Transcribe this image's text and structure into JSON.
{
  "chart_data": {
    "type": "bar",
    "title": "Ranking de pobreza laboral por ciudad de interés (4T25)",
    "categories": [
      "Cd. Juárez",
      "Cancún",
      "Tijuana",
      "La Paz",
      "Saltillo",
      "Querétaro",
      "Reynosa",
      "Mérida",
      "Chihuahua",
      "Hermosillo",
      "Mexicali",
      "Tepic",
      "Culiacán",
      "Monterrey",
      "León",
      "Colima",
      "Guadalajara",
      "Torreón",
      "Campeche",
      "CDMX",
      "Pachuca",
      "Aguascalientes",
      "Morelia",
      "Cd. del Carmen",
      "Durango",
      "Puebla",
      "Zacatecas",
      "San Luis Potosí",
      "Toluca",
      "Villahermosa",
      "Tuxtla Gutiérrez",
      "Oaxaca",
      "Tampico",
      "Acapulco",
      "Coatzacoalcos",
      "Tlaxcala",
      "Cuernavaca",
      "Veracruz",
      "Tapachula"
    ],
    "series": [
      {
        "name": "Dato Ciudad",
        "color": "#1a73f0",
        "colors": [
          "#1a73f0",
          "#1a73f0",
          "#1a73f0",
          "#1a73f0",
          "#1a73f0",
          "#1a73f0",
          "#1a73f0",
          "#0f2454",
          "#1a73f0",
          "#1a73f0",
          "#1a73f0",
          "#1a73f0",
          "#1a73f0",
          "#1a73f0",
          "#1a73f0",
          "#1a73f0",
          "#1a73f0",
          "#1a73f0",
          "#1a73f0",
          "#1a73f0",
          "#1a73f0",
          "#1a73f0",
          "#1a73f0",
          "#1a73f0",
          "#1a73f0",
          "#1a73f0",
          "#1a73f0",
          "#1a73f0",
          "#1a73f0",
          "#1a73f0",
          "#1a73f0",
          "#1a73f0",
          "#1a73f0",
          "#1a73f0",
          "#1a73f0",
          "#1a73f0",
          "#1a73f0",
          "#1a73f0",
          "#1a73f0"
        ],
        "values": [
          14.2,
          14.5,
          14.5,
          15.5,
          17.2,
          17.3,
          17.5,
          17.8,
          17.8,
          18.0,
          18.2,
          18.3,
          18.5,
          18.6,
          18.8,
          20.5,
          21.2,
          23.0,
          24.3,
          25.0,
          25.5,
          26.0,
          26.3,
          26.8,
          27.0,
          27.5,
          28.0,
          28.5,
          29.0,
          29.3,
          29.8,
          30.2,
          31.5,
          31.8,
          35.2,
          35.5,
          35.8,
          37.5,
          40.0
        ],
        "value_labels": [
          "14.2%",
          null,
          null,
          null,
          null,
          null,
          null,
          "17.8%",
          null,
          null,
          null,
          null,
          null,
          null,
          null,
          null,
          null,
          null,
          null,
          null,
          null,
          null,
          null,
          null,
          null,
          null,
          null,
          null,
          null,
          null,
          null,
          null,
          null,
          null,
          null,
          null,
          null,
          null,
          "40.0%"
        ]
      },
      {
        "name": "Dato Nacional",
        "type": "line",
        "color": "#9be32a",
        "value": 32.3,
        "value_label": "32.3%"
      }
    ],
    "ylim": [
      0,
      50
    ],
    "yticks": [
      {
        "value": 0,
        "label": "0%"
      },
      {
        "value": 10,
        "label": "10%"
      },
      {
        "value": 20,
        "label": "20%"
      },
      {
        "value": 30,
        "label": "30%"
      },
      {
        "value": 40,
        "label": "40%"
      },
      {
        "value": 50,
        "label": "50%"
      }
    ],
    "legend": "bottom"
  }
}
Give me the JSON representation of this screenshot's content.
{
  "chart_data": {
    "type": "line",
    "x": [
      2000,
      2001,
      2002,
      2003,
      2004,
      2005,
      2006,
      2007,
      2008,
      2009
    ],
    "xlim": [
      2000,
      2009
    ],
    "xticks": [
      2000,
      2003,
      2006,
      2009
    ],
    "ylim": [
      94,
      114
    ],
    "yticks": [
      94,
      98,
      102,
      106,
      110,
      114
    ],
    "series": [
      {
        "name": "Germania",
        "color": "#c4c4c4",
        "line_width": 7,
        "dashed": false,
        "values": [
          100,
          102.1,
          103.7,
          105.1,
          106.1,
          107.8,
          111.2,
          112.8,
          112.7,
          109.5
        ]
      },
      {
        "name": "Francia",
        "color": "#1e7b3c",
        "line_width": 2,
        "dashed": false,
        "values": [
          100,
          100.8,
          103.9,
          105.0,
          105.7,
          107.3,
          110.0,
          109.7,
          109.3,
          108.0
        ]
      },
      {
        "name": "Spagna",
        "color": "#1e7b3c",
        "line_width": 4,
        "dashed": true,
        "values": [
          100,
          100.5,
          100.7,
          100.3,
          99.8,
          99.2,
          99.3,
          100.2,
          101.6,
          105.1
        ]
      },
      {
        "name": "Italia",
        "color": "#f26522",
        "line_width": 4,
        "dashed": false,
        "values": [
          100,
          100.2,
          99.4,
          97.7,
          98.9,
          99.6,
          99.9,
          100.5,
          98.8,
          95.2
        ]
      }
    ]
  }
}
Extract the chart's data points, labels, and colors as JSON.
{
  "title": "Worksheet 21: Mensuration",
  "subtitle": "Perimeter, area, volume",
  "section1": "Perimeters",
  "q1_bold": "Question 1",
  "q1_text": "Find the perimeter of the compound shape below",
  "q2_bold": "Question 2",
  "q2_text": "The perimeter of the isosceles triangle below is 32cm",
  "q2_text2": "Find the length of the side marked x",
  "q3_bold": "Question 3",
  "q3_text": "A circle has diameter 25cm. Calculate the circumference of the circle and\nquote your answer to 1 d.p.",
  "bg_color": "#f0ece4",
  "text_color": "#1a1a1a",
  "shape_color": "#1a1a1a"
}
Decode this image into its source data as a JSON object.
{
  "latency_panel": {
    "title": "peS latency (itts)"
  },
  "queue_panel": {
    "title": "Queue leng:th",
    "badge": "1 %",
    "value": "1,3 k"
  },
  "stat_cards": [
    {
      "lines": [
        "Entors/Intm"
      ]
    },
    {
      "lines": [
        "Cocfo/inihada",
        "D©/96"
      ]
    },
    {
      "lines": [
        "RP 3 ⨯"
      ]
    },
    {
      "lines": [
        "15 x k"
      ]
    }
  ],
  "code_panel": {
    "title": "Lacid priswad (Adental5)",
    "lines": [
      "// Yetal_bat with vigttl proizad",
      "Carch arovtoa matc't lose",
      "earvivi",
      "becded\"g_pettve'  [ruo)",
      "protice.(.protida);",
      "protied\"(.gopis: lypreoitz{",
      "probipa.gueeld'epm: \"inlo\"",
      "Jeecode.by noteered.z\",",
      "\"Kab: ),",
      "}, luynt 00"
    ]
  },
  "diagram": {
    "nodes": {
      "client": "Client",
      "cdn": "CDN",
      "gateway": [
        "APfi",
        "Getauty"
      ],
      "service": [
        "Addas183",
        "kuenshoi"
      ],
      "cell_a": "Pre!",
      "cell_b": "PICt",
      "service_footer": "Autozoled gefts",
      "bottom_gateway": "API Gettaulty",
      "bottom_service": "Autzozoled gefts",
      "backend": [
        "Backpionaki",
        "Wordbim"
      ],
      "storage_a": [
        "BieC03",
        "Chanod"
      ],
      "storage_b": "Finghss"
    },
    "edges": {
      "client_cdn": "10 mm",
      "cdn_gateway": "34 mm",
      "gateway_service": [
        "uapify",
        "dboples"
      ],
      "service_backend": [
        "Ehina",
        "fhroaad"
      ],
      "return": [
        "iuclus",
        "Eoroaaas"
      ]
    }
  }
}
· · ·
INSTRUCTIONS FOR THE TASK
The records above should all be quoted exactly, please.

CORRECT RESULT
Transcribe this image's text and structure into JSON.
{
  "chart_data": {
    "type": "bar",
    "title": "Ranking de pobreza laboral por ciudad de interés (4T25)",
    "categories": [
      "Cd. Juárez",
      "Cancún",
      "Tijuana",
      "La Paz",
      "Saltillo",
      "Querétaro",
      "Reynosa",
      "Mérida",
      "Chihuahua",
      "Hermosillo",
      "Mexicali",
      "Tepic",
      "Culiacán",
      "Monterrey",
      "León",
      "Colima",
      "Guadalajara",
      "Torreón",
      "Campeche",
      "CDMX",
      "Pachuca",
      "Aguascalientes",
      "Morelia",
      "Cd. del Carmen",
      "Durango",
      "Puebla",
      "Zacatecas",
      "San Luis Potosí",
      "Toluca",
      "Villahermosa",
      "Tuxtla Gutiérrez",
      "Oaxaca",
      "Tampico",
      "Acapulco",
      "Coatzacoalcos",
      "Tlaxcala",
      "Cuernavaca",
      "Veracruz",
      "Tapachula"
    ],
    "series": [
      {
        "name": "Dato Ciudad",
        "color": "#1a73f0",
        "colors": [
          "#1a73f0",
          "#1a73f0",
          "#1a73f0",
          "#1a73f0",
          "#1a73f0",
          "#1a73f0",
          "#1a73f0",
          "#0f2454",
          "#1a73f0",
          "#1a73f0",
          "#1a73f0",
          "#1a73f0",
          "#1a73f0",
          "#1a73f0",
          "#1a73f0",
          "#1a73f0",
          "#1a73f0",
          "#1a73f0",
          "#1a73f0",
          "#1a73f0",
          "#1a73f0",
          "#1a73f0",
          "#1a73f0",
          "#1a73f0",
          "#1a73f0",
          "#1a73f0",
          "#1a73f0",
          "#1a73f0",
          "#1a73f0",
          "#1a73f0",
          "#1a73f0",
          "#1a73f0",
          "#1a73f0",
          "#1a73f0",
          "#1a73f0",
          "#1a73f0",
          "#1a73f0",
          "#1a73f0",
          "#1a73f0"
        ],
        "values": [
          14.2,
          14.5,
          14.5,
          15.5,
          17.2,
          17.3,
          17.5,
          17.8,
          17.8,
          18.0,
          18.2,
          18.3,
          18.5,
          18.6,
          18.8,
          20.5,
          21.2,
          23.0,
          24.3,
          25.0,
          25.5,
          26.0,
          26.3,
          26.8,
          27.0,
          27.5,
          28.0,
          28.5,
          29.0,
          29.3,
          29.8,
          30.2,
          31.5,
          31.8,
          35.2,
          35.5,
          35.8,
          37.5,
          40.0
        ],
        "value_labels": [
          "14.2%",
          null,
          null,
          null,
          null,
          null,
          null,
          "17.8%",
          null,
          null,
          null,
          null,
          null,
          null,
          null,
          null,
          null,
          null,
          null,
          null,
          null,
          null,
          null,
          null,
          null,
          null,
          null,
          null,
          null,
          null,
          null,
          null,
          null,
          null,
          null,
          null,
          null,
          null,
          "40.0%"
        ]
      },
      {
        "name": "Dato Nacional",
        "type": "line",
        "color": "#9be32a",
        "value": 32.3,
        "value_label": "32.3%"
      }
    ],
    "ylim": [
      0,
      50
    ],
    "yticks": [
      {
        "value": 0,
        "label": "0%"
      },
      {
        "value": 10,
        "label": "10%"
      },
      {
        "value": 20,
        "label": "20%"
      },
      {
        "value": 30,
        "label": "30%"
      },
      {
        "value": 40,
        "label": "40%"
      },
      {
        "value": 50,
        "label": "50%"
      }
    ],
    "legend": "bottom"
  }
}
Give me the JSON representation of this screenshot's content.
{
  "chart_data": {
    "type": "line",
    "x": [
      2000,
      2001,
      2002,
      2003,
      2004,
      2005,
      2006,
      2007,
      2008,
      2009
    ],
    "xlim": [
      2000,
      2009
    ],
    "xticks": [
      2000,
      2003,
      2006,
      2009
    ],
    "ylim": [
      94,
      114
    ],
    "yticks": [
      94,
      98,
      102,
      106,
      110,
      114
    ],
    "series": [
      {
        "name": "Germania",
        "color": "#c4c4c4",
        "line_width": 7,
        "dashed": false,
        "values": [
          100,
          102.1,
          103.7,
          105.1,
          106.1,
          107.8,
          111.2,
          112.8,
          112.7,
          109.5
        ]
      },
      {
        "name": "Francia",
        "color": "#1e7b3c",
        "line_width": 2,
        "dashed": false,
        "values": [
          100,
          100.8,
          103.9,
          105.0,
          105.7,
          107.3,
          110.0,
          109.7,
          109.3,
          108.0
        ]
      },
      {
        "name": "Spagna",
        "color": "#1e7b3c",
        "line_width": 4,
        "dashed": true,
        "values": [
          100,
          100.5,
          100.7,
          100.3,
          99.8,
          99.2,
          99.3,
          100.2,
          101.6,
          105.1
        ]
      },
      {
        "name": "Italia",
        "color": "#f26522",
        "line_width": 4,
        "dashed": false,
        "values": [
          100,
          100.2,
          99.4,
          97.7,
          98.9,
          99.6,
          99.9,
          100.5,
          98.8,
          95.2
        ]
      }
    ]
  }
}
Extract the chart's data points, labels, and colors as JSON.
{
  "title": "Worksheet 21: Mensuration",
  "subtitle": "Perimeter, area, volume",
  "section1": "Perimeters",
  "q1_bold": "Question 1",
  "q1_text": "Find the perimeter of the compound shape below",
  "q2_bold": "Question 2",
  "q2_text": "The perimeter of the isosceles triangle below is 32cm",
  "q2_text2": "Find the length of the side marked x",
  "q3_bold": "Question 3",
  "q3_text": "A circle has diameter 25cm. Calculate the circumference of the circle and\nquote your answer to 1 d.p.",
  "bg_color": "#f0ece4",
  "text_color": "#1a1a1a",
  "shape_color": "#1a1a1a"
}
Decode this image into its source data as a JSON object.
{
  "latency_panel": {
    "title": "peS latency (itts)"
  },
  "queue_panel": {
    "title": "Queue leng:th",
    "badge": "1 %",
    "value": "1,3 k"
  },
  "stat_cards": [
    {
      "lines": [
        "Entors/Intm"
      ]
    },
    {
      "lines": [
        "Cocfo/inihada",
        "D©/96"
      ]
    },
    {
      "lines": [
        "RP 3 ⨯"
      ]
    },
    {
      "lines": [
        "15 x k"
      ]
    }
  ],
  "code_panel": {
    "title": "Lacid priswad (Adental5)",
    "lines": [
      "// Yetal_bat with vigttl proizad",
      "Carch arovtoa matc't lose",
      "earvivi",
      "becded\"g_pettve'  [ruo)",
      "protice.(.protida);",
      "protied\"(.gopis: lypreoitz{",
      "probipa.gueeld'epm: \"inlo\"",
      "Jeecode.by noteered.z\",",
      "\"Kab: ),",
      "}, luynt 00"
    ]
  },
  "diagram": {
    "nodes": {
      "client": "Client",
      "cdn": "CDN",
      "gateway": [
        "APfi",
        "Getauty"
      ],
      "service": [
        "Addas183",
        "kuenshoi"
      ],
      "cell_a": "Pre!",
      "cell_b": "PICt",
      "service_footer": "Autozoled gefts",
      "bottom_gateway": "API Gettaulty",
      "bottom_service": "Autzozoled gefts",
      "backend": [
        "Backpionaki",
        "Wordbim"
      ],
      "storage_a": [
        "BieC03",
        "Chanod"
      ],
      "storage_b": "Finghss"
    },
    "edges": {
      "client_cdn": "10 mm",
      "cdn_gateway": "34 mm",
      "gateway_service": [
        "uapify",
        "dboples"
      ],
      "service_backend": [
        "Ehina",
        "fhroaad"
      ],
      "return": [
        "iuclus",
        "Eoroaaas"
      ]
    }
  }
}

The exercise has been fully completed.